═════ DATA FOR THIS EXERCISE

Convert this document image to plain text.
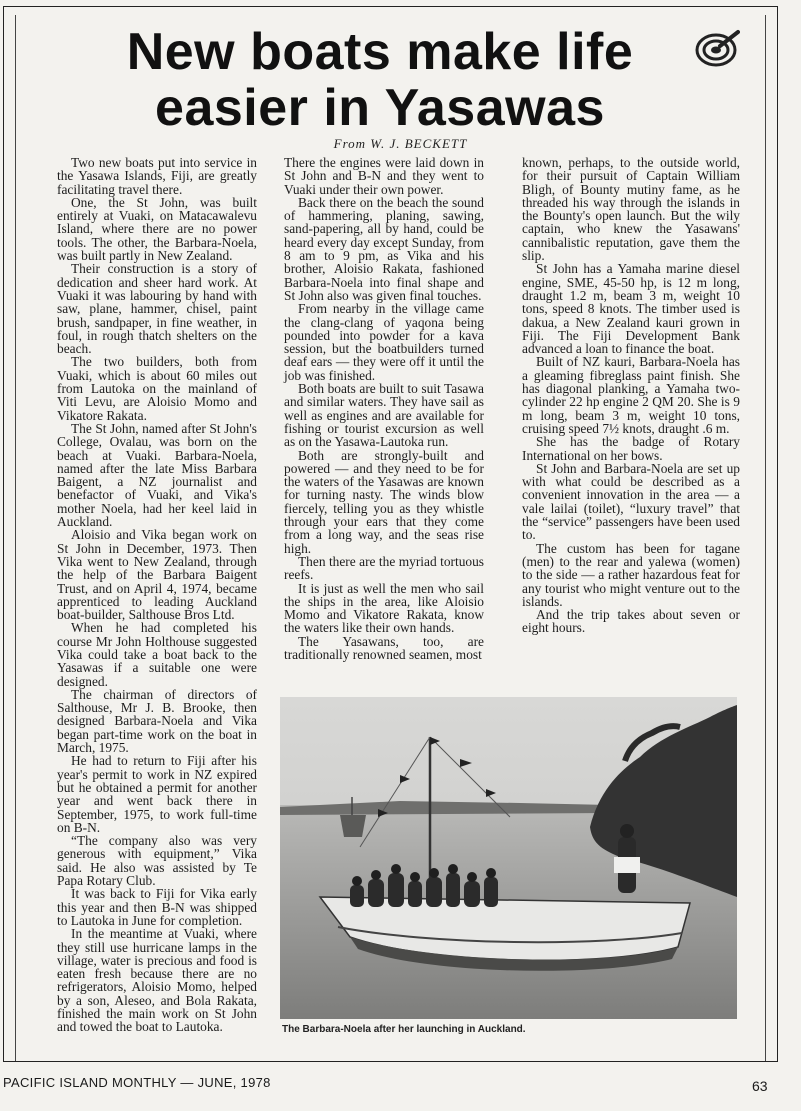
New boats make life
easier in Yasawas
From W. J. BECKETT

Two new boats put into service in the Yasawa Islands, Fiji, are greatly facilitating travel there.

One, the St John, was built entirely at Vuaki, on Matacawalevu Island, where there are no power tools. The other, the Barbara-Noela, was built partly in New Zealand.

Their construction is a story of dedication and sheer hard work. At Vuaki it was labouring by hand with saw, plane, hammer, chisel, paint brush, sandpaper, in fine weather, in foul, in rough thatch shelters on the beach.

The two builders, both from Vuaki, which is about 60 miles out from Lautoka on the mainland of Viti Levu, are Aloisio Momo and Vikatore Rakata.

The St John, named after St John's College, Ovalau, was born on the beach at Vuaki. Barbara-Noela, named after the late Miss Barbara Baigent, a NZ journalist and benefactor of Vuaki, and Vika's mother Noela, had her keel laid in Auckland.

Aloisio and Vika began work on St John in December, 1973. Then Vika went to New Zealand, through the help of the Barbara Baigent Trust, and on April 4, 1974, became apprenticed to leading Auckland boat-builder, Salthouse Bros Ltd.

When he had completed his course Mr John Holthouse suggested Vika could take a boat back to the Yasawas if a suitable one were designed.

The chairman of directors of Salthouse, Mr J. B. Brooke, then designed Barbara-Noela and Vika began part-time work on the boat in March, 1975.

He had to return to Fiji after his year's permit to work in NZ expired but he obtained a permit for another year and went back there in September, 1975, to work full-time on B-N.

“The company also was very generous with equipment,” Vika said. He also was assisted by Te Papa Rotary Club.

It was back to Fiji for Vika early this year and then B-N was shipped to Lautoka in June for completion.

In the meantime at Vuaki, where they still use hurricane lamps in the village, water is precious and food is eaten fresh because there are no refrigerators, Aloisio Momo, helped by a son, Aleseo, and Bola Rakata, finished the main work on St John and towed the boat to Lautoka.

There the engines were laid down in St John and B-N and they went to Vuaki under their own power.

Back there on the beach the sound of hammering, planing, sawing, sand-papering, all by hand, could be heard every day except Sunday, from 8 am to 9 pm, as Vika and his brother, Aloisio Rakata, fashioned Barbara-Noela into final shape and St John also was given final touches.

From nearby in the village came the clang-clang of yaqona being pounded into powder for a kava session, but the boatbuilders turned deaf ears — they were off it until the job was finished.

Both boats are built to suit Tasawa and similar waters. They have sail as well as engines and are available for fishing or tourist excursion as well as on the Yasawa-Lautoka run.

Both are strongly-built and powered — and they need to be for the waters of the Yasawas are known for turning nasty. The winds blow fiercely, telling you as they whistle through your ears that they come from a long way, and the seas rise high.

Then there are the myriad tortuous reefs.

It is just as well the men who sail the ships in the area, like Aloisio Momo and Vikatore Rakata, know the waters like their own hands.

The Yasawans, too, are traditionally renowned seamen, most

known, perhaps, to the outside world, for their pursuit of Captain William Bligh, of Bounty mutiny fame, as he threaded his way through the islands in the Bounty's open launch. But the wily captain, who knew the Yasawans' cannibalistic reputation, gave them the slip.

St John has a Yamaha marine diesel engine, SME, 45-50 hp, is 12 m long, draught 1.2 m, beam 3 m, weight 10 tons, speed 8 knots. The timber used is dakua, a New Zealand kauri grown in Fiji. The Fiji Development Bank advanced a loan to finance the boat.

Built of NZ kauri, Barbara-Noela has a gleaming fibreglass paint finish. She has diagonal planking, a Yamaha two-cylinder 22 hp engine 2 QM 20. She is 9 m long, beam 3 m, weight 10 tons, cruising speed 7½ knots, draught .6 m.

She has the badge of Rotary International on her bows.

St John and Barbara-Noela are set up with what could be described as a convenient innovation in the area — a vale lailai (toilet), “luxury travel” that the “service” passengers have been used to.

The custom has been for tagane (men) to the rear and yalewa (women) to the side — a rather hazardous feat for any tourist who might venture out to the islands.

And the trip takes about seven or eight hours.

The Barbara-Noela after her launching in Auckland.
PACIFIC ISLAND MONTHLY — JUNE, 1978	63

══════════

◆ **WHAT IS REQUIRED**: Generate a word-for-word copy of the preceding records, excluding all pictures.

◆ **RESULT**:
Convert this document image to plain text.
New boats make life
easier in Yasawas
From W. J. BECKETT

Two new boats put into service in the Yasawa Islands, Fiji, are greatly facilitating travel there.

One, the St John, was built entirely at Vuaki, on Matacawalevu Island, where there are no power tools. The other, the Barbara-Noela, was built partly in New Zealand.

Their construction is a story of dedication and sheer hard work. At Vuaki it was labouring by hand with saw, plane, hammer, chisel, paint brush, sandpaper, in fine weather, in foul, in rough thatch shelters on the beach.

The two builders, both from Vuaki, which is about 60 miles out from Lautoka on the mainland of Viti Levu, are Aloisio Momo and Vikatore Rakata.

The St John, named after St John's College, Ovalau, was born on the beach at Vuaki. Barbara-Noela, named after the late Miss Barbara Baigent, a NZ journalist and benefactor of Vuaki, and Vika's mother Noela, had her keel laid in Auckland.

Aloisio and Vika began work on St John in December, 1973. Then Vika went to New Zealand, through the help of the Barbara Baigent Trust, and on April 4, 1974, became apprenticed to leading Auckland boat-builder, Salthouse Bros Ltd.

When he had completed his course Mr John Holthouse suggested Vika could take a boat back to the Yasawas if a suitable one were designed.

The chairman of directors of Salthouse, Mr J. B. Brooke, then designed Barbara-Noela and Vika began part-time work on the boat in March, 1975.

He had to return to Fiji after his year's permit to work in NZ expired but he obtained a permit for another year and went back there in September, 1975, to work full-time on B-N.

“The company also was very generous with equipment,” Vika said. He also was assisted by Te Papa Rotary Club.

It was back to Fiji for Vika early this year and then B-N was shipped to Lautoka in June for completion.

In the meantime at Vuaki, where they still use hurricane lamps in the village, water is precious and food is eaten fresh because there are no refrigerators, Aloisio Momo, helped by a son, Aleseo, and Bola Rakata, finished the main work on St John and towed the boat to Lautoka.

There the engines were laid down in St John and B-N and they went to Vuaki under their own power.

Back there on the beach the sound of hammering, planing, sawing, sand-papering, all by hand, could be heard every day except Sunday, from 8 am to 9 pm, as Vika and his brother, Aloisio Rakata, fashioned Barbara-Noela into final shape and St John also was given final touches.

From nearby in the village came the clang-clang of yaqona being pounded into powder for a kava session, but the boatbuilders turned deaf ears — they were off it until the job was finished.

Both boats are built to suit Tasawa and similar waters. They have sail as well as engines and are available for fishing or tourist excursion as well as on the Yasawa-Lautoka run.

Both are strongly-built and powered — and they need to be for the waters of the Yasawas are known for turning nasty. The winds blow fiercely, telling you as they whistle through your ears that they come from a long way, and the seas rise high.

Then there are the myriad tortuous reefs.

It is just as well the men who sail the ships in the area, like Aloisio Momo and Vikatore Rakata, know the waters like their own hands.

The Yasawans, too, are traditionally renowned seamen, most

known, perhaps, to the outside world, for their pursuit of Captain William Bligh, of Bounty mutiny fame, as he threaded his way through the islands in the Bounty's open launch. But the wily captain, who knew the Yasawans' cannibalistic reputation, gave them the slip.

St John has a Yamaha marine diesel engine, SME, 45-50 hp, is 12 m long, draught 1.2 m, beam 3 m, weight 10 tons, speed 8 knots. The timber used is dakua, a New Zealand kauri grown in Fiji. The Fiji Development Bank advanced a loan to finance the boat.

Built of NZ kauri, Barbara-Noela has a gleaming fibreglass paint finish. She has diagonal planking, a Yamaha two-cylinder 22 hp engine 2 QM 20. She is 9 m long, beam 3 m, weight 10 tons, cruising speed 7½ knots, draught .6 m.

She has the badge of Rotary International on her bows.

St John and Barbara-Noela are set up with what could be described as a convenient innovation in the area — a vale lailai (toilet), “luxury travel” that the “service” passengers have been used to.

The custom has been for tagane (men) to the rear and yalewa (women) to the side — a rather hazardous feat for any tourist who might venture out to the islands.

And the trip takes about seven or eight hours.

The Barbara-Noela after her launching in Auckland.
PACIFIC ISLAND MONTHLY — JUNE, 1978	63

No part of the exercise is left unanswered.